>> start Dataset rows

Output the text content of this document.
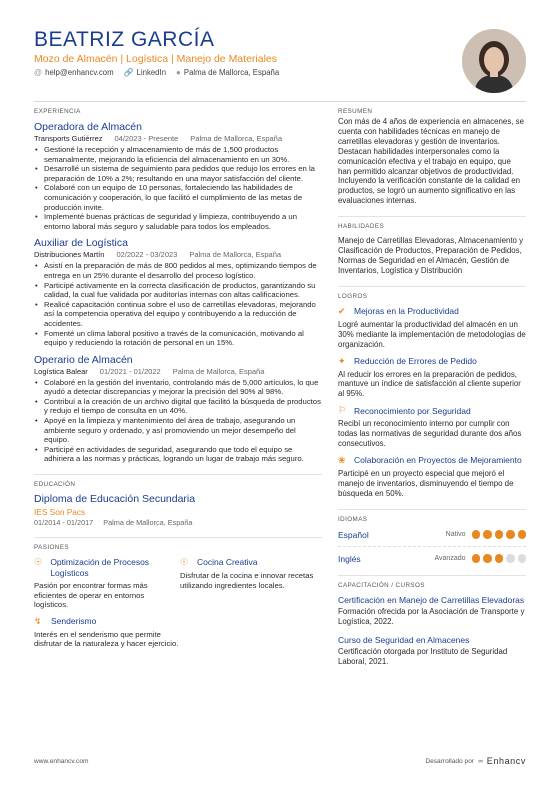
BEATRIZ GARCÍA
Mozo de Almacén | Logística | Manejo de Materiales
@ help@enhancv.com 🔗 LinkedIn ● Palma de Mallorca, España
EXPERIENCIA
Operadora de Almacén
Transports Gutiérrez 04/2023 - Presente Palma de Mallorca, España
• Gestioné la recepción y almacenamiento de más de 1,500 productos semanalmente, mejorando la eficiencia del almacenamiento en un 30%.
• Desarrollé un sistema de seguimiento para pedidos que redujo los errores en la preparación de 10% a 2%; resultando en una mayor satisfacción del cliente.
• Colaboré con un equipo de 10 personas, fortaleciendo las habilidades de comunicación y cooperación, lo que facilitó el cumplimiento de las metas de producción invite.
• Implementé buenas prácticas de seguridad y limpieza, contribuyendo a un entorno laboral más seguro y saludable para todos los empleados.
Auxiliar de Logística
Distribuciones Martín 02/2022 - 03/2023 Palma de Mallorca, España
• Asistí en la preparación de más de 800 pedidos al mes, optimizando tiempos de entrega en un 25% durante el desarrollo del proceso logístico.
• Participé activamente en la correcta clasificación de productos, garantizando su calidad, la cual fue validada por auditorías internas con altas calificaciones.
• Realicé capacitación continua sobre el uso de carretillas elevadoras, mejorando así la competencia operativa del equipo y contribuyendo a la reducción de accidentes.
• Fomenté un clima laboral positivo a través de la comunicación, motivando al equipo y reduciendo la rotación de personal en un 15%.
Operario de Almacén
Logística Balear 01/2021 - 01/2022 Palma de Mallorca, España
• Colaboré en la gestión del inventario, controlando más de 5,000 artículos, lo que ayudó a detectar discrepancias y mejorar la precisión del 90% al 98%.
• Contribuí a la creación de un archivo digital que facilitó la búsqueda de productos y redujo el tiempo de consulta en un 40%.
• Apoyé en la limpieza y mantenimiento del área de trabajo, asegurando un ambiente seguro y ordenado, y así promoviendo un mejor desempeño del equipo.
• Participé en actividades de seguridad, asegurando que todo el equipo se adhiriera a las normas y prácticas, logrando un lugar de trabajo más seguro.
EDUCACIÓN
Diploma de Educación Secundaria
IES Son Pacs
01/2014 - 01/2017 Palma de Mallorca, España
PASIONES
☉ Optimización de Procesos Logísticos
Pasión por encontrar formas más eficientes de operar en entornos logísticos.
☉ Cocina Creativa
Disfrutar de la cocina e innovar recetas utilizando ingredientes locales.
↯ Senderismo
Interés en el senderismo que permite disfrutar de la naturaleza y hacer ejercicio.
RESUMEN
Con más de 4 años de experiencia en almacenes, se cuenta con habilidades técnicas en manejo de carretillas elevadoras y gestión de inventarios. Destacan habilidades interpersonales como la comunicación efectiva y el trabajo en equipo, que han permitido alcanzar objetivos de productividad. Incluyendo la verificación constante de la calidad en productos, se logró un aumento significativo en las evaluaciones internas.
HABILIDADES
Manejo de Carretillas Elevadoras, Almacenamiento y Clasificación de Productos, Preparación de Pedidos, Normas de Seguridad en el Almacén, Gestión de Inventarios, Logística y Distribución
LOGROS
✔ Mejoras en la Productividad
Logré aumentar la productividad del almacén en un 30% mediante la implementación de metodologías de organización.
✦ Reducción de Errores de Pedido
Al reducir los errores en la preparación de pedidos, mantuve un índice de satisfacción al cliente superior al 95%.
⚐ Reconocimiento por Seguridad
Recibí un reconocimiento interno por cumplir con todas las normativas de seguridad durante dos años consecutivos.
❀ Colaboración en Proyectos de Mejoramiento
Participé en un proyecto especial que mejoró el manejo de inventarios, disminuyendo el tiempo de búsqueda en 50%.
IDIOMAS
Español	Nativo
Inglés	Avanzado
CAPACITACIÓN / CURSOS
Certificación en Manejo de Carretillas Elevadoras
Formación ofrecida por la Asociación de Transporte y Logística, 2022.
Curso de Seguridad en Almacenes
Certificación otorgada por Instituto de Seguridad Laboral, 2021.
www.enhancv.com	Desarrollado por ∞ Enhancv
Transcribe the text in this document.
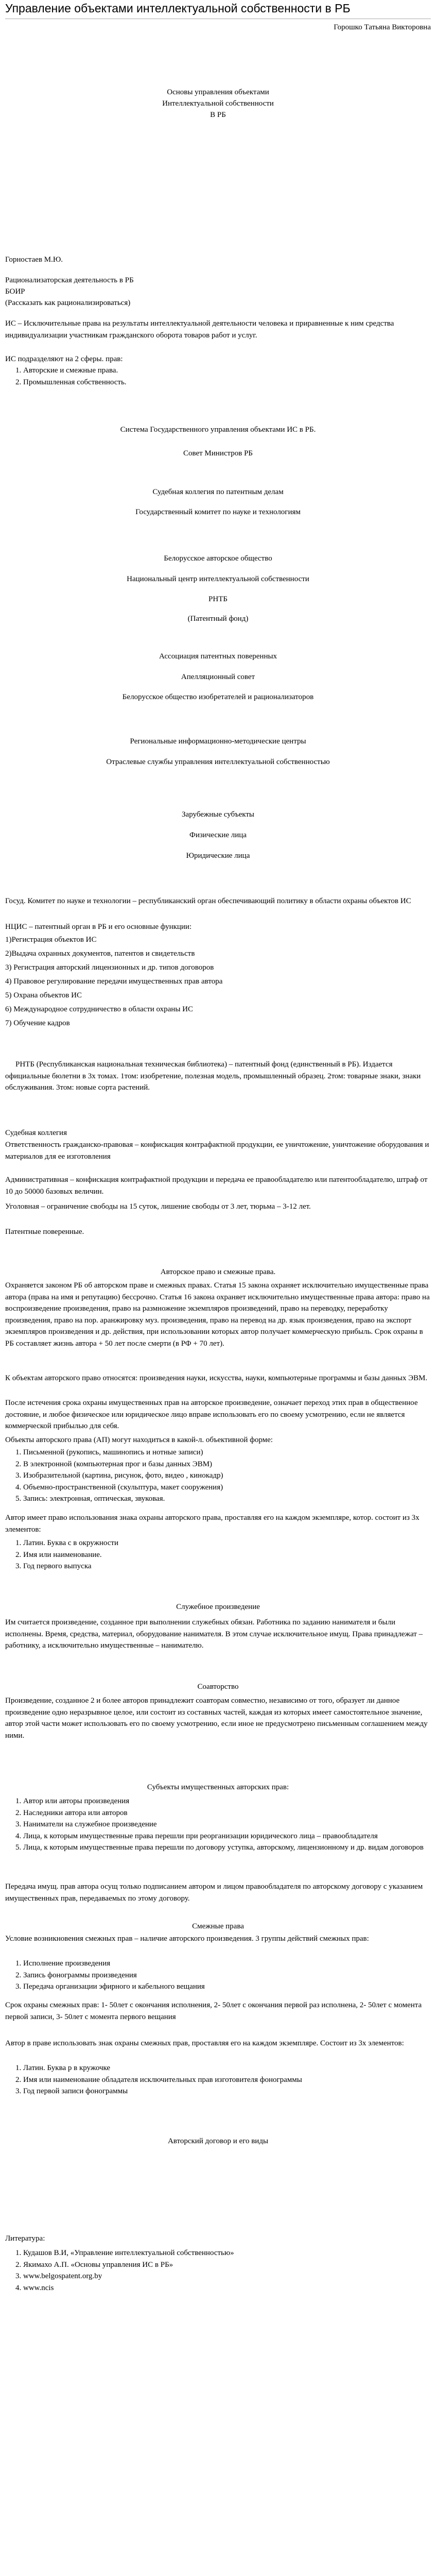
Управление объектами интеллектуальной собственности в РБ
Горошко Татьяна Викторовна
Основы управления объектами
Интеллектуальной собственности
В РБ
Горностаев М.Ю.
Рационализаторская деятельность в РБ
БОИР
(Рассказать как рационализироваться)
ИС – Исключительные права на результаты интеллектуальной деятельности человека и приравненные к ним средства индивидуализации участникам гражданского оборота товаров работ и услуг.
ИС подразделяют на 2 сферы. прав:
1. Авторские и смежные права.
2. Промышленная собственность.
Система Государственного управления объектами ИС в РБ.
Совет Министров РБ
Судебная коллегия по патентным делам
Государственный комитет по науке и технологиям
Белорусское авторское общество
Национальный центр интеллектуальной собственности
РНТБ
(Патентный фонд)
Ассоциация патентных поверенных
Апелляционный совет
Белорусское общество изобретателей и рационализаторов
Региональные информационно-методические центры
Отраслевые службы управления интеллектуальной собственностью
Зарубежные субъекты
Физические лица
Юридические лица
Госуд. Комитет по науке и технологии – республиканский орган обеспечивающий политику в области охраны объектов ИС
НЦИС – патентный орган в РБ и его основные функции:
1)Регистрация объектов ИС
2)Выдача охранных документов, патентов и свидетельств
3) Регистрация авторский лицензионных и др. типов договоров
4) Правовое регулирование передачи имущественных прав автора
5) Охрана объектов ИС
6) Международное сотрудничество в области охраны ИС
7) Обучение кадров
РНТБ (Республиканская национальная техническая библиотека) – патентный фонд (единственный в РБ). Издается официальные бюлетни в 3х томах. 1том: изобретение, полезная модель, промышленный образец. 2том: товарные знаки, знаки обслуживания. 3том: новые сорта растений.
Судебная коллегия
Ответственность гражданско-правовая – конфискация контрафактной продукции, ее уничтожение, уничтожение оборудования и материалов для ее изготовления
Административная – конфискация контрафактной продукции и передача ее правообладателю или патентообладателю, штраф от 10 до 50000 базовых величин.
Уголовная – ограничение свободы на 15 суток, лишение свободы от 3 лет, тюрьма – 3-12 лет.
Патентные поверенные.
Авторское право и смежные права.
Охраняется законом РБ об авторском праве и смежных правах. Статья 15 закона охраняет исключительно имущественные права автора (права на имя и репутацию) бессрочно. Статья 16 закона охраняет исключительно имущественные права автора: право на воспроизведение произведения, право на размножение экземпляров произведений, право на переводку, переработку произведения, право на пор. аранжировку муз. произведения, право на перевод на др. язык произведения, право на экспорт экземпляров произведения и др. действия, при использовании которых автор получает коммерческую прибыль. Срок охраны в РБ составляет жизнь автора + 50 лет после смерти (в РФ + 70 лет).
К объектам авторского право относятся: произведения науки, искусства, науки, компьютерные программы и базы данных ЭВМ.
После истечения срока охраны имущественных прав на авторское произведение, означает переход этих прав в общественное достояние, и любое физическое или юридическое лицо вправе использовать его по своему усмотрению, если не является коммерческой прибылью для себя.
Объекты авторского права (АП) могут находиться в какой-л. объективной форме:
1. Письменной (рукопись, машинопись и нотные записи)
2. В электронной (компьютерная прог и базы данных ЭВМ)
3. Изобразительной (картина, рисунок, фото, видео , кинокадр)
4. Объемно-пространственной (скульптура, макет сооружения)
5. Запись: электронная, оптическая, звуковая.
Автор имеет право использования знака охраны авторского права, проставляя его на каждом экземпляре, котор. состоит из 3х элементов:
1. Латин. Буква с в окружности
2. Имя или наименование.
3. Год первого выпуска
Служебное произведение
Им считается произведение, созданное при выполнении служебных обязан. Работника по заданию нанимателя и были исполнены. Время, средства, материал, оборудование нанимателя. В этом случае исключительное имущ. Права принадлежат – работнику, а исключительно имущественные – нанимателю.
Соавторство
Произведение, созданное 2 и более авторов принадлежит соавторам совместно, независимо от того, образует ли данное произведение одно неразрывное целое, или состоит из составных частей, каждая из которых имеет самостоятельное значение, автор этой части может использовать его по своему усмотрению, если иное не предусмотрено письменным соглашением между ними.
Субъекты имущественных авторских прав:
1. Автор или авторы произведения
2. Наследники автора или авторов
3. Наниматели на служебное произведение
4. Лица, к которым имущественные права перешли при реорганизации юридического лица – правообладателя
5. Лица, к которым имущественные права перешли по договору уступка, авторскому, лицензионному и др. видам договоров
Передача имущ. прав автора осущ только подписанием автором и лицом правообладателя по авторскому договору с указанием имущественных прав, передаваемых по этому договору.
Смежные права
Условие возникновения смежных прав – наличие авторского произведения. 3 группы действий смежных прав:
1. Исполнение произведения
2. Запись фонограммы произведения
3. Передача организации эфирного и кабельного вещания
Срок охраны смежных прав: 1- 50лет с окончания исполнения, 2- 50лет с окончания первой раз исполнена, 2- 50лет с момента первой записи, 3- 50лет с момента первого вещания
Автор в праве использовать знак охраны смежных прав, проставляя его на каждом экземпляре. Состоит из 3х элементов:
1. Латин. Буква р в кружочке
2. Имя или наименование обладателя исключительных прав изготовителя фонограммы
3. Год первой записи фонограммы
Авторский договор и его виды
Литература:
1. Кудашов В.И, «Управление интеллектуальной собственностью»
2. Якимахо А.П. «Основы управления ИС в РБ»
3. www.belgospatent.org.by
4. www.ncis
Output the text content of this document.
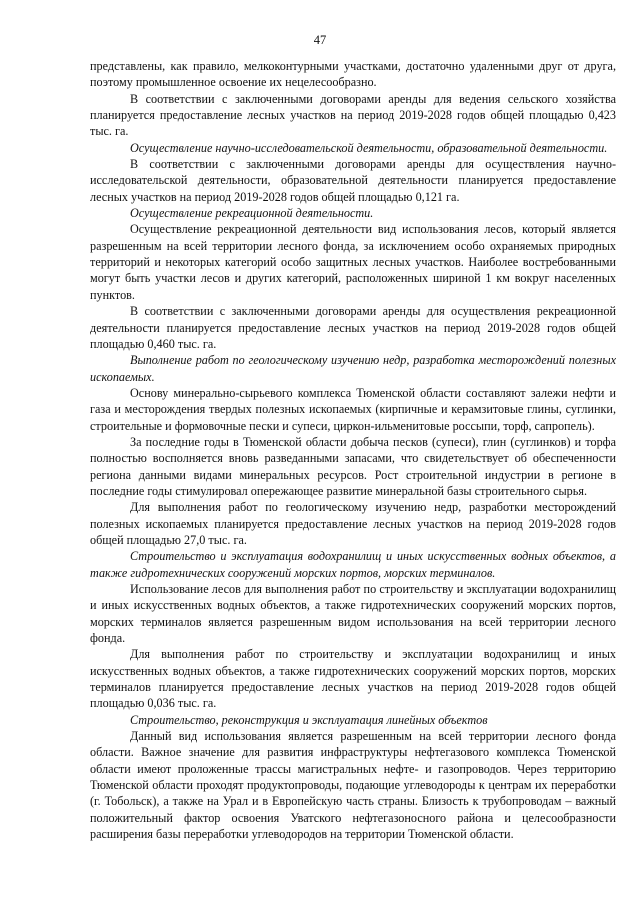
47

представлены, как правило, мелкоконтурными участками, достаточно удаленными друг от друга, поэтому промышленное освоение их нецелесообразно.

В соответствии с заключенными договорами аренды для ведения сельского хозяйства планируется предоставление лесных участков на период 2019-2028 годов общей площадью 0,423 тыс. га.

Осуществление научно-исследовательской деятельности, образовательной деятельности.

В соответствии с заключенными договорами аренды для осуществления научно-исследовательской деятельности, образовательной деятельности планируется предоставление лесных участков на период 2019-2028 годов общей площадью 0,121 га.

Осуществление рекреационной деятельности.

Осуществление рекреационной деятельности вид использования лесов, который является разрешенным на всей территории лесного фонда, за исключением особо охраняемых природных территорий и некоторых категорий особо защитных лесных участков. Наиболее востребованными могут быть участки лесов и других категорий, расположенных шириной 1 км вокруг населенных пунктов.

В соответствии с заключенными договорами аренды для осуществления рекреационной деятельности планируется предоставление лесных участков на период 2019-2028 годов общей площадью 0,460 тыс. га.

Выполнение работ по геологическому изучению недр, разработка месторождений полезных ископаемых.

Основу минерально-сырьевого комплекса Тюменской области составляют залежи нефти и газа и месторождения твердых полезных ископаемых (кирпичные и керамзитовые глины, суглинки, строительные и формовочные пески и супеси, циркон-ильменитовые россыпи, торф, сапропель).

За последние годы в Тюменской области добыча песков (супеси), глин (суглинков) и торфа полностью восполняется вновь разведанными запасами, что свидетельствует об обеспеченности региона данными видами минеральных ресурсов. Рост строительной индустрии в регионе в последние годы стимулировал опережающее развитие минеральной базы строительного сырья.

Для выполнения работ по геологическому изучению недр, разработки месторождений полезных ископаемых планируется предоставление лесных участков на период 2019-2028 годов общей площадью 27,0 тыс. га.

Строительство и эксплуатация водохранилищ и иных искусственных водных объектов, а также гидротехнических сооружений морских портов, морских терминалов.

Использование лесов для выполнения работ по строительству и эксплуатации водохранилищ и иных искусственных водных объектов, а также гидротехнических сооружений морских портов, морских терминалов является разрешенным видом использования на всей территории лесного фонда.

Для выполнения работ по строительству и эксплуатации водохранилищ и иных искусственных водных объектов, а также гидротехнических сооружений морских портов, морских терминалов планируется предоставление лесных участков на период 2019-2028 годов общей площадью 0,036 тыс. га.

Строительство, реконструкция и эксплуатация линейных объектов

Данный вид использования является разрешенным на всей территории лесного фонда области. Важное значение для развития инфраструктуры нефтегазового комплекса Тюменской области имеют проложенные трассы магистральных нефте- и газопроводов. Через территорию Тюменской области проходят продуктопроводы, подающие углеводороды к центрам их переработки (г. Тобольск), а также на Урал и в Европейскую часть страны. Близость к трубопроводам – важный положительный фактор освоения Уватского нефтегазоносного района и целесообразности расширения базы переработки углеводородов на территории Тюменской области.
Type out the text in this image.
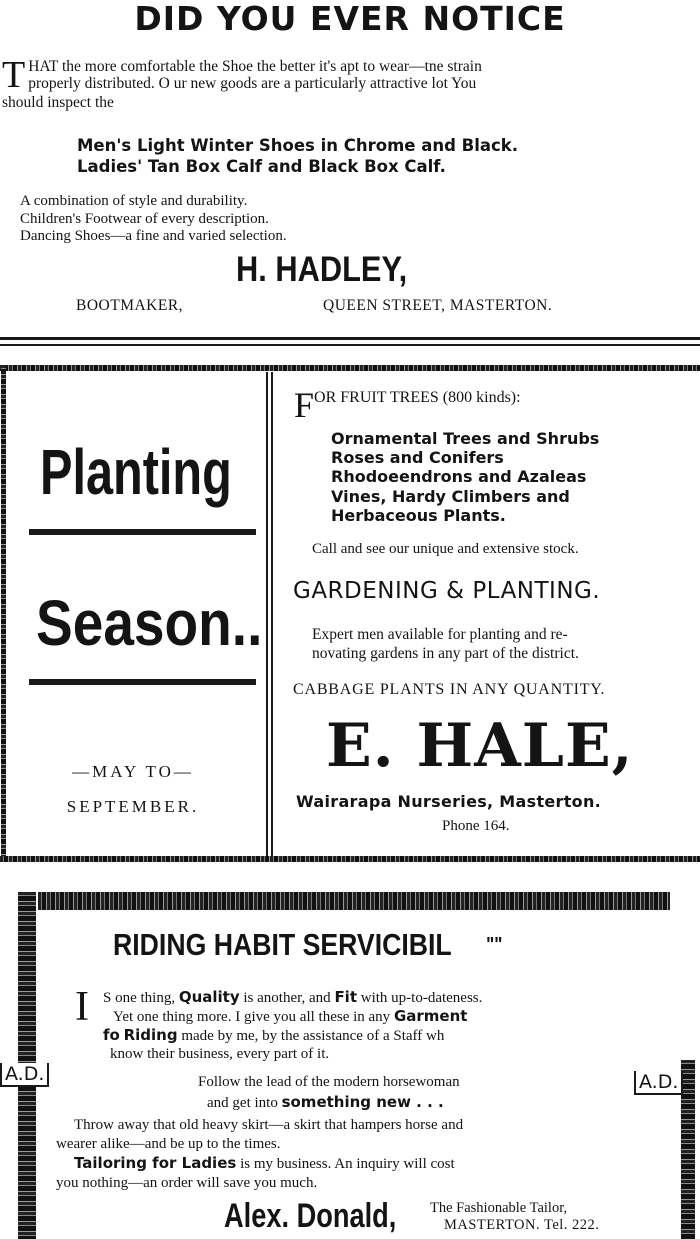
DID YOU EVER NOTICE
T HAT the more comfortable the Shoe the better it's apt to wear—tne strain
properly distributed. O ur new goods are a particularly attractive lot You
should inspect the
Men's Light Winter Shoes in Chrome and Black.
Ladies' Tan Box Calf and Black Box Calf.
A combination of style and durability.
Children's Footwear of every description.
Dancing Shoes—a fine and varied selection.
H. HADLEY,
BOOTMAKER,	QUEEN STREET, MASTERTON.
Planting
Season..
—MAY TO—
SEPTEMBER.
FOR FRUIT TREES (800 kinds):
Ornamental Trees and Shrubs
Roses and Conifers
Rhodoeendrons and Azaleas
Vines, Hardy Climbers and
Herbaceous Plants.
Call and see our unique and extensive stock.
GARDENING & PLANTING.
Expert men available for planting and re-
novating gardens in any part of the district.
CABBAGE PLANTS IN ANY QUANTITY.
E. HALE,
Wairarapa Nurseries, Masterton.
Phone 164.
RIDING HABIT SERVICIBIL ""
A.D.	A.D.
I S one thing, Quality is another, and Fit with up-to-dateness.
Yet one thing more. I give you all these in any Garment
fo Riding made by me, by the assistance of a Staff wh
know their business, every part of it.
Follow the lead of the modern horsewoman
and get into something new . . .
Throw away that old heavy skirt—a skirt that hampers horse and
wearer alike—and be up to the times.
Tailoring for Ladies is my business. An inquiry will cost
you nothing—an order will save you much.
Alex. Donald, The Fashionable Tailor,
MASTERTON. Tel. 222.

>> end Dataset rows

▸ **Goal**
From the listing above, copy all lines holding the word "лесов".

▸ **Exercise response**
Осуществление рекреационной деятельности вид использования лесов, который является разрешенным на всей территории лесного фонда, за исключением особо охраняемых природных территорий и некоторых категорий особо защитных лесных участков. Наиболее востребованными могут быть участки лесов и других категорий, расположенных шириной 1 км вокруг населенных пунктов.
Использование лесов для выполнения работ по строительству и эксплуатации водохранилищ и иных искусственных водных объектов, а также гидротехнических сооружений морских портов, морских терминалов является разрешенным видом использования на всей территории лесного фонда.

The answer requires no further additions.